JOB —
What follows is a listing. Return every line of it exactly.

(Records contained in a dataset)

[Start]

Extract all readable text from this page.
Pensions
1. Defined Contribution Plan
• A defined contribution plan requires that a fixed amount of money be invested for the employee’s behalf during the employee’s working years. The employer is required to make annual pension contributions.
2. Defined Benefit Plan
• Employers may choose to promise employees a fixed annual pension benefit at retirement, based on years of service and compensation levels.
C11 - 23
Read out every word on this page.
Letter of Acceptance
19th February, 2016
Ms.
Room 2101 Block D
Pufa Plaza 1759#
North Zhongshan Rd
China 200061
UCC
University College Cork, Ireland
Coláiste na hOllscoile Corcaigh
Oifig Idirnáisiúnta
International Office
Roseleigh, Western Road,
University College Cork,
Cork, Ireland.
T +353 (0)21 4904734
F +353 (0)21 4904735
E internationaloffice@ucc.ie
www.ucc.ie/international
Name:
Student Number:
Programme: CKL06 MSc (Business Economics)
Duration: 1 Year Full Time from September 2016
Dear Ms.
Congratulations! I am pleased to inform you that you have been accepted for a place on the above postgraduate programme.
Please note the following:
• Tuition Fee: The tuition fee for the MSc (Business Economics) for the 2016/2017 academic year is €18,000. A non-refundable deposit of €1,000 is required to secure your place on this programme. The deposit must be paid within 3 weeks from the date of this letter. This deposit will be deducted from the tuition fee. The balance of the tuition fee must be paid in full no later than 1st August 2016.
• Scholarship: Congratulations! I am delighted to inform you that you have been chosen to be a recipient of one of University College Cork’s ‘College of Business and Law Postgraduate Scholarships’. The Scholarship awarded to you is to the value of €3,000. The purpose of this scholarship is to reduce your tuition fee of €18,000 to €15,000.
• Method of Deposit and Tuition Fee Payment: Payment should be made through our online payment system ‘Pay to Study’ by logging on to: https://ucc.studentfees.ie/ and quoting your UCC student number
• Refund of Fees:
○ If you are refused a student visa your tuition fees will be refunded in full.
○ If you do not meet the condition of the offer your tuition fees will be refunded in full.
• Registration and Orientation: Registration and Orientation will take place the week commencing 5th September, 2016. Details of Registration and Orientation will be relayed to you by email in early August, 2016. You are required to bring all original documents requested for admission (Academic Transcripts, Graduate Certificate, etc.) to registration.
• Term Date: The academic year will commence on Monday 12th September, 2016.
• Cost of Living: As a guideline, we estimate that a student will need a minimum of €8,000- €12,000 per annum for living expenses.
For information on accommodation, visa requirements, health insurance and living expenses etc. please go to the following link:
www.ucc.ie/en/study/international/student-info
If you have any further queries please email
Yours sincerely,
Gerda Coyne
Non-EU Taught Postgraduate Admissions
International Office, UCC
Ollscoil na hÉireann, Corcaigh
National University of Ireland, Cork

[End]

SOLUTION TO THE EXERCISE —
Extract all readable text from this page.
Pensions
1. Defined Contribution Plan
• A defined contribution plan requires that a fixed amount of money be invested for the employee’s behalf during the employee’s working years. The employer is required to make annual pension contributions.
2. Defined Benefit Plan
• Employers may choose to promise employees a fixed annual pension benefit at retirement, based on years of service and compensation levels.
C11 - 23
Read out every word on this page.
Letter of Acceptance
19th February, 2016
Ms.
Room 2101 Block D
Pufa Plaza 1759#
North Zhongshan Rd
China 200061
UCC
University College Cork, Ireland
Coláiste na hOllscoile Corcaigh
Oifig Idirnáisiúnta
International Office
Roseleigh, Western Road,
University College Cork,
Cork, Ireland.
T +353 (0)21 4904734
F +353 (0)21 4904735
E internationaloffice@ucc.ie
www.ucc.ie/international
Name:
Student Number:
Programme: CKL06 MSc (Business Economics)
Duration: 1 Year Full Time from September 2016
Dear Ms.
Congratulations! I am pleased to inform you that you have been accepted for a place on the above postgraduate programme.
Please note the following:
• Tuition Fee: The tuition fee for the MSc (Business Economics) for the 2016/2017 academic year is €18,000. A non-refundable deposit of €1,000 is required to secure your place on this programme. The deposit must be paid within 3 weeks from the date of this letter. This deposit will be deducted from the tuition fee. The balance of the tuition fee must be paid in full no later than 1st August 2016.
• Scholarship: Congratulations! I am delighted to inform you that you have been chosen to be a recipient of one of University College Cork’s ‘College of Business and Law Postgraduate Scholarships’. The Scholarship awarded to you is to the value of €3,000. The purpose of this scholarship is to reduce your tuition fee of €18,000 to €15,000.
• Method of Deposit and Tuition Fee Payment: Payment should be made through our online payment system ‘Pay to Study’ by logging on to: https://ucc.studentfees.ie/ and quoting your UCC student number
• Refund of Fees:
○ If you are refused a student visa your tuition fees will be refunded in full.
○ If you do not meet the condition of the offer your tuition fees will be refunded in full.
• Registration and Orientation: Registration and Orientation will take place the week commencing 5th September, 2016. Details of Registration and Orientation will be relayed to you by email in early August, 2016. You are required to bring all original documents requested for admission (Academic Transcripts, Graduate Certificate, etc.) to registration.
• Term Date: The academic year will commence on Monday 12th September, 2016.
• Cost of Living: As a guideline, we estimate that a student will need a minimum of €8,000- €12,000 per annum for living expenses.
For information on accommodation, visa requirements, health insurance and living expenses etc. please go to the following link:
www.ucc.ie/en/study/international/student-info
If you have any further queries please email
Yours sincerely,
Gerda Coyne
Non-EU Taught Postgraduate Admissions
International Office, UCC
Ollscoil na hÉireann, Corcaigh
National University of Ireland, Cork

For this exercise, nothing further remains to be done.